● **Task goal**
Copy each line that holds "document".

───── Given records ─────

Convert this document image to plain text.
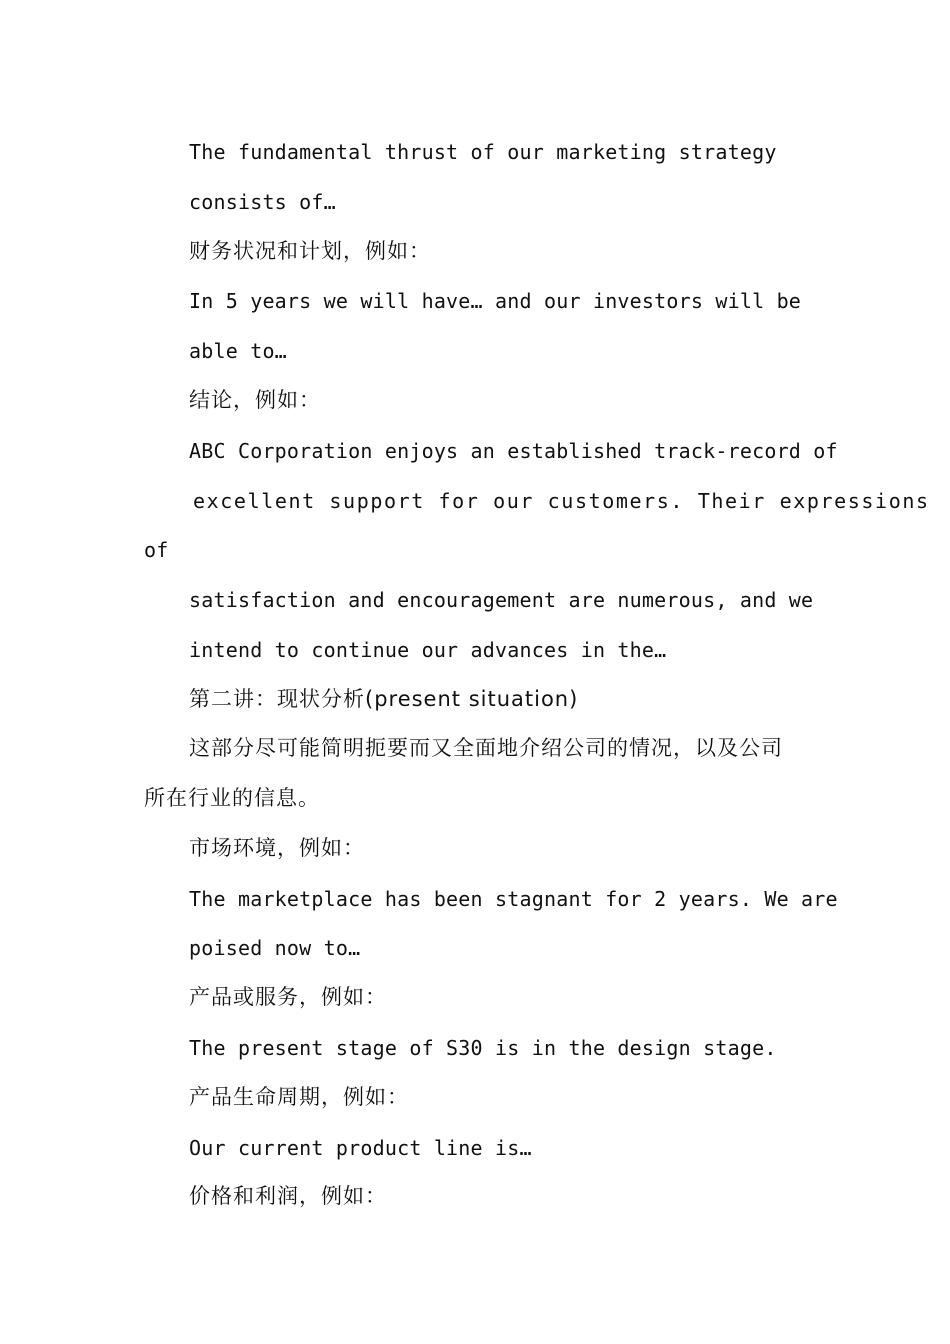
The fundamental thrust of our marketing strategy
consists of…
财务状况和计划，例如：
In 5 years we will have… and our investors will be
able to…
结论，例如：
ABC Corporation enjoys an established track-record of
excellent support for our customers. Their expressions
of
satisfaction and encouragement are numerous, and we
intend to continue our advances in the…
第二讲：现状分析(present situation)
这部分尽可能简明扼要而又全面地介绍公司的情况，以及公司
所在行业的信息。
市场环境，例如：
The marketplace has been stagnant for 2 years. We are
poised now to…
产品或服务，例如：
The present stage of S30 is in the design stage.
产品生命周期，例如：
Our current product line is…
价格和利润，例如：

─────
───── Given records ─────

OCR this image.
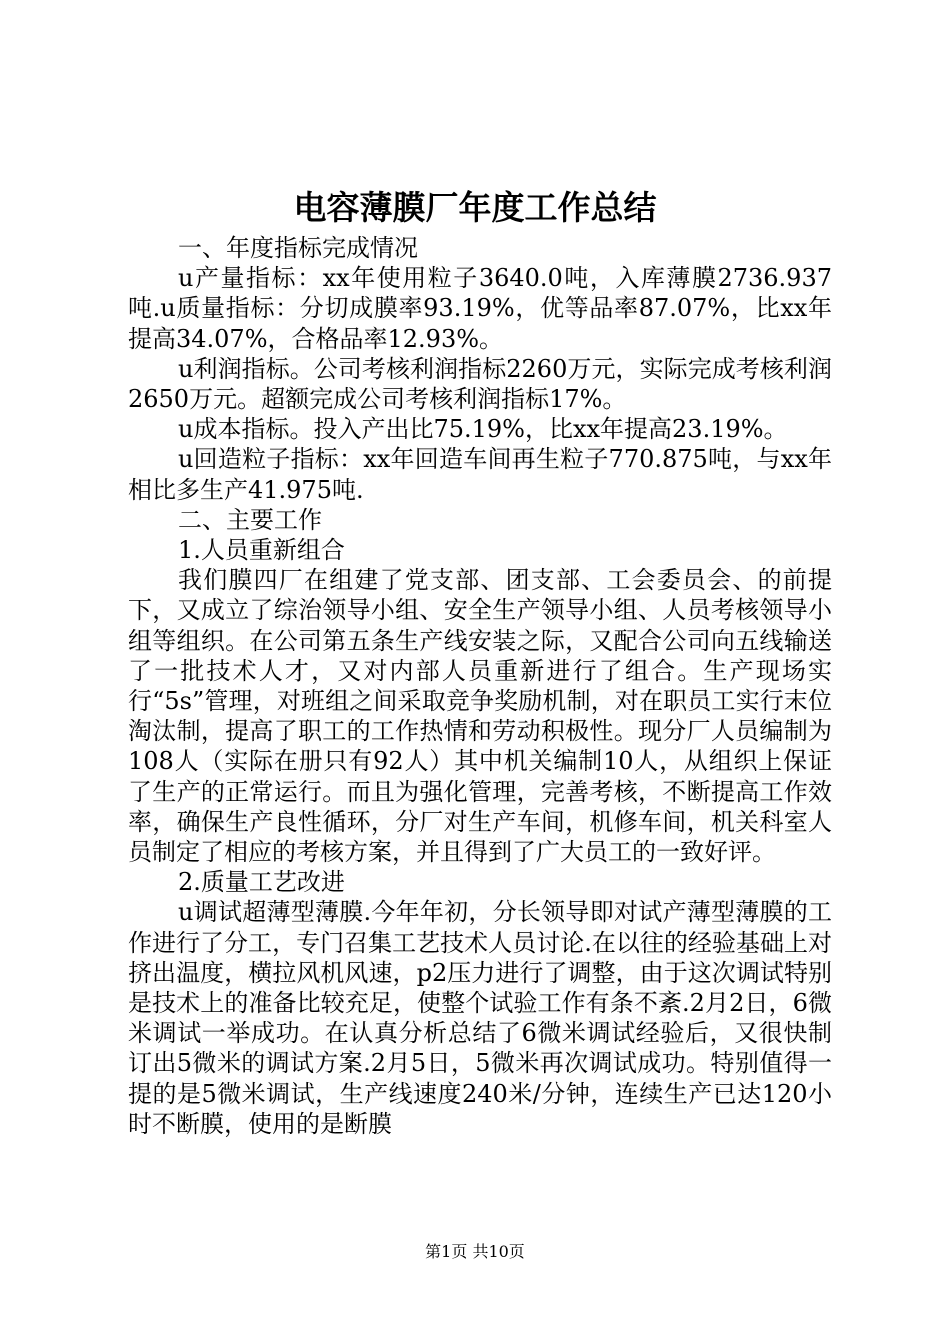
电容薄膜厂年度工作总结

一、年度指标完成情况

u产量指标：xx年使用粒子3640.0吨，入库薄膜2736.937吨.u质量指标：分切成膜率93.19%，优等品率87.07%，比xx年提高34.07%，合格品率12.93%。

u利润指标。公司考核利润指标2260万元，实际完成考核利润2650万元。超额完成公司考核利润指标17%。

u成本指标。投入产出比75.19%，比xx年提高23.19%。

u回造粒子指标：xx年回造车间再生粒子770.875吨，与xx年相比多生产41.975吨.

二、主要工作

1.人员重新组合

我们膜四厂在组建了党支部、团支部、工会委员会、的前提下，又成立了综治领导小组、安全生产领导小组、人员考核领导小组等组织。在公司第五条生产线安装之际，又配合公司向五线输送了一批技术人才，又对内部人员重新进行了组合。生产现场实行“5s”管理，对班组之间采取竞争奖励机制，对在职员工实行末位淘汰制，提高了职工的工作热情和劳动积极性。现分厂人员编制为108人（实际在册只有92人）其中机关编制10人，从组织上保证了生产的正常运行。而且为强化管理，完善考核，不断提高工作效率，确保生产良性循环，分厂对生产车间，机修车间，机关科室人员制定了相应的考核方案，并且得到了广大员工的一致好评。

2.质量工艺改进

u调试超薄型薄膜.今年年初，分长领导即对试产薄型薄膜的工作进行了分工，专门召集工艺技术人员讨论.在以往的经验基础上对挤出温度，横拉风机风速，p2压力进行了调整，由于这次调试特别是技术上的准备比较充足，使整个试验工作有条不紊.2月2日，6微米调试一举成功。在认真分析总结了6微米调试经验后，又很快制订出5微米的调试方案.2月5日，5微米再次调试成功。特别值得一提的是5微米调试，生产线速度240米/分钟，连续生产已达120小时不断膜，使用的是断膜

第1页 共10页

─────
───── Given records ─────

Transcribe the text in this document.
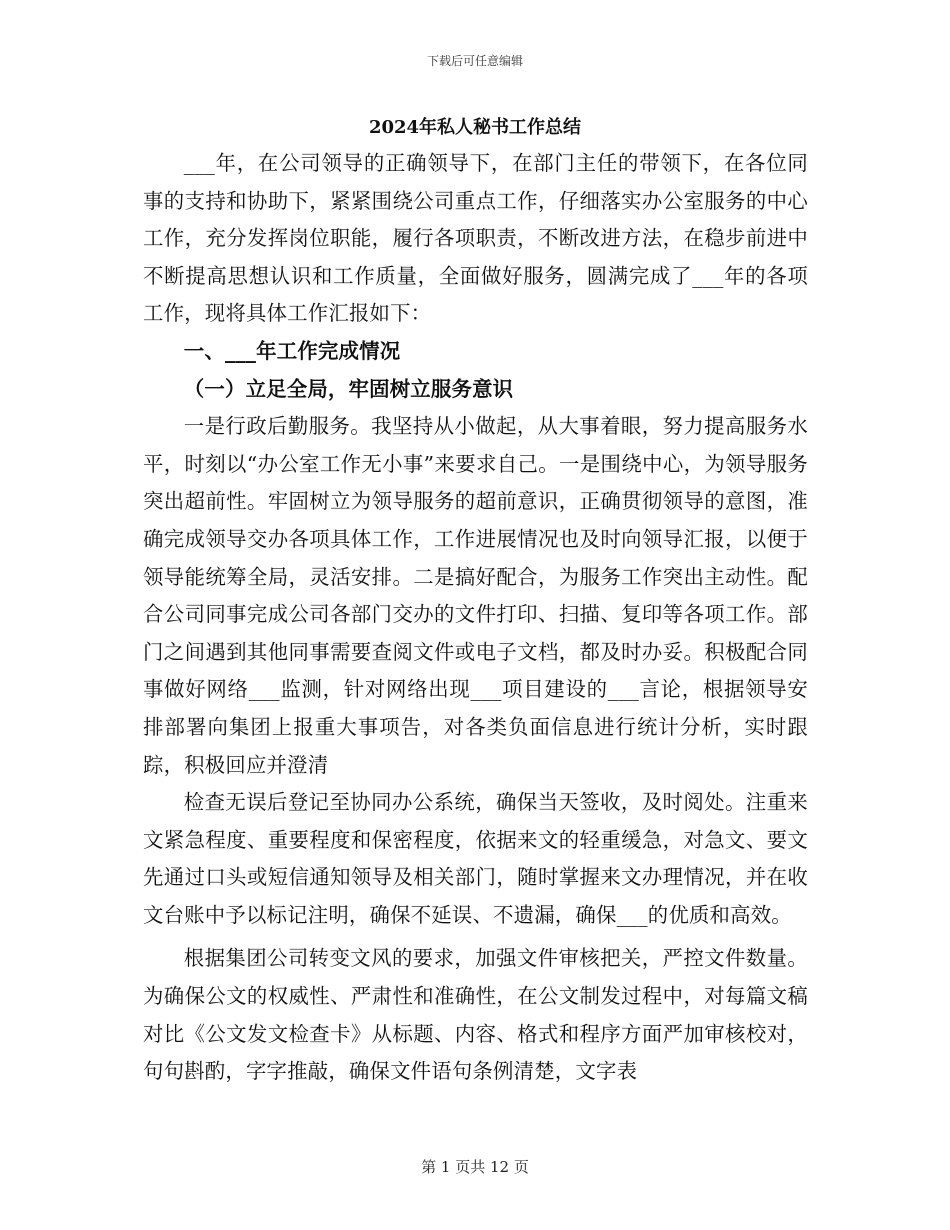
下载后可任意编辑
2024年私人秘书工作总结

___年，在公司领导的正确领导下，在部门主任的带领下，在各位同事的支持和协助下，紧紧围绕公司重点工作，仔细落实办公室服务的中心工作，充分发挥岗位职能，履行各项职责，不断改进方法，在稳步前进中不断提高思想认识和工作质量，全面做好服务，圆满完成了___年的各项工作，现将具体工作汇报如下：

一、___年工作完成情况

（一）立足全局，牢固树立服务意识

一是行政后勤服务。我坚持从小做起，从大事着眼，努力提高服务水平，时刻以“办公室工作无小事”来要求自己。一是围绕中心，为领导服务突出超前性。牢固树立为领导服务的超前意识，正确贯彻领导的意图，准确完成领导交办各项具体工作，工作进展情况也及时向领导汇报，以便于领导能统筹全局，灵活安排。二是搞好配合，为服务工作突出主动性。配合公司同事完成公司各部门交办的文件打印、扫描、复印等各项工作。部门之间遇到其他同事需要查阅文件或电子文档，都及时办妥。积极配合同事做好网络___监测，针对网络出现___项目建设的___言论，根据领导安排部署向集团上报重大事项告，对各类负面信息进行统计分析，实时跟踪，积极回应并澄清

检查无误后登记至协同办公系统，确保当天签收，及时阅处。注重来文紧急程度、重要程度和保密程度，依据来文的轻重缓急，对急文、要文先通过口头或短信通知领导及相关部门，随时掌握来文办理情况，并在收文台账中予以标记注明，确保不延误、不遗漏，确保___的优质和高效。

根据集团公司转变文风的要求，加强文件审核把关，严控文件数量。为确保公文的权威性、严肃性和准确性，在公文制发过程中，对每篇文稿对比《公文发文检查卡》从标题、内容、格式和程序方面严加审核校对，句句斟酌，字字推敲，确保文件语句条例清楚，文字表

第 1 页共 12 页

─────

● **Exercise output**
Convert this document image to plain text.
Transcribe the text in this document.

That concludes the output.